[Figure content listings]
:::

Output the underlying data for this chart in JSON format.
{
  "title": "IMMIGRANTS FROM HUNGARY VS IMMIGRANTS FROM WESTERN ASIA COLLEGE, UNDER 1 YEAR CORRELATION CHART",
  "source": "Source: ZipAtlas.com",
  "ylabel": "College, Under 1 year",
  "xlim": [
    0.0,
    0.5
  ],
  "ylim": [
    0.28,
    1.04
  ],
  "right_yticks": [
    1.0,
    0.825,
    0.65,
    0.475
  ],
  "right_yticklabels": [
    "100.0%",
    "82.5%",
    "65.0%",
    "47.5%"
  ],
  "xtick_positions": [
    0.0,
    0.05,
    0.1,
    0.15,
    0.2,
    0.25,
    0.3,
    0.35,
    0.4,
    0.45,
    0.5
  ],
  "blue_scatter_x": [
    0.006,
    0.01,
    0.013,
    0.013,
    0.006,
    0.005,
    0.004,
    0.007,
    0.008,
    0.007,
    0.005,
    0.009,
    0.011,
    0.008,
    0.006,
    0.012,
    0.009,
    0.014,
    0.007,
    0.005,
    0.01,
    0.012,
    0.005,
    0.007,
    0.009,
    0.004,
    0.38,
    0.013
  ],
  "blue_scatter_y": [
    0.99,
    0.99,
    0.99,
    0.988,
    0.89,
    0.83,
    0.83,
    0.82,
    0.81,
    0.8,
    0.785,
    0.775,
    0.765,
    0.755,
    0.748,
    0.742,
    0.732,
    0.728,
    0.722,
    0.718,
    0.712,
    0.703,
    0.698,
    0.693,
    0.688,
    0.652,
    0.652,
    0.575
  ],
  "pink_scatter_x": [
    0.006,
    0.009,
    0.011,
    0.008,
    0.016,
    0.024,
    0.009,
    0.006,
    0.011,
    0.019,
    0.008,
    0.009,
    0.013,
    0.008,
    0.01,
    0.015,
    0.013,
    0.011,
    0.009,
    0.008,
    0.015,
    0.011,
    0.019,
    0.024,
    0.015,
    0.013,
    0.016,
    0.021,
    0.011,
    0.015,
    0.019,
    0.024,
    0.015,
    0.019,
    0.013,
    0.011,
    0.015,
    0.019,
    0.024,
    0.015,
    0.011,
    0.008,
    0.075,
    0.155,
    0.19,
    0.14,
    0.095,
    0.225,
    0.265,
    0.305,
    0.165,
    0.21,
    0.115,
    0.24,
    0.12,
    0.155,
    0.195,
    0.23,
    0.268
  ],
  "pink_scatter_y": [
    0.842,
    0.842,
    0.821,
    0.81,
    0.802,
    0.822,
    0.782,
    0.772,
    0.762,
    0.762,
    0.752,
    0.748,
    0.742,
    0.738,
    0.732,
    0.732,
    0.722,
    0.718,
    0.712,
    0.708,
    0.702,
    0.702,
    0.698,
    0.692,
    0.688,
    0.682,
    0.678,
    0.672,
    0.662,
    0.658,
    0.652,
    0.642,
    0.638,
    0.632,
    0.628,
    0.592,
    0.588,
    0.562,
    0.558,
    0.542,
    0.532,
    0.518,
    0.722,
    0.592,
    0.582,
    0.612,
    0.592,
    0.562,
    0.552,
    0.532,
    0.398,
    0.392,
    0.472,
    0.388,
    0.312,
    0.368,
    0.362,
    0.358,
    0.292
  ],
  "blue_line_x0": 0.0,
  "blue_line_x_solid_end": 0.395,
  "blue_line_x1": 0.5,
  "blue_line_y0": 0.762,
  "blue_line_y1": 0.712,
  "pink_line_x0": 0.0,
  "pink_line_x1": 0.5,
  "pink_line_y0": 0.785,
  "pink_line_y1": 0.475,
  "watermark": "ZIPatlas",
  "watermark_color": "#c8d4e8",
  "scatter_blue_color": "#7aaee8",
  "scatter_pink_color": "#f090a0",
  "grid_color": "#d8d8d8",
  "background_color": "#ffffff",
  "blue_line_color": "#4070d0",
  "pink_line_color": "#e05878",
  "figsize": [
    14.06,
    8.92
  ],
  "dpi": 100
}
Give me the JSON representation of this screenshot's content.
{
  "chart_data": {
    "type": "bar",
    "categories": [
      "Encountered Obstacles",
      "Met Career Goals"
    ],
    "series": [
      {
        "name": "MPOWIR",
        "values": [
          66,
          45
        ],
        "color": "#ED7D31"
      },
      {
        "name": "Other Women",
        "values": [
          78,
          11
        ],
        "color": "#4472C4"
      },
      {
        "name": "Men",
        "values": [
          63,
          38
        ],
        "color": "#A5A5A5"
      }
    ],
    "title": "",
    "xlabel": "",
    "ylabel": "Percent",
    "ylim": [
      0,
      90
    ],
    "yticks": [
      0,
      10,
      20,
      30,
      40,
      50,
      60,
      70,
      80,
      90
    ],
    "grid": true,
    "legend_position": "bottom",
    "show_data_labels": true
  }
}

:::

GIVEN PROBLEM ▸
Check every line of the entries above for the word "JSON" and report how many lines contain it, giving the number only.

SOLUTION BELOW ▸
2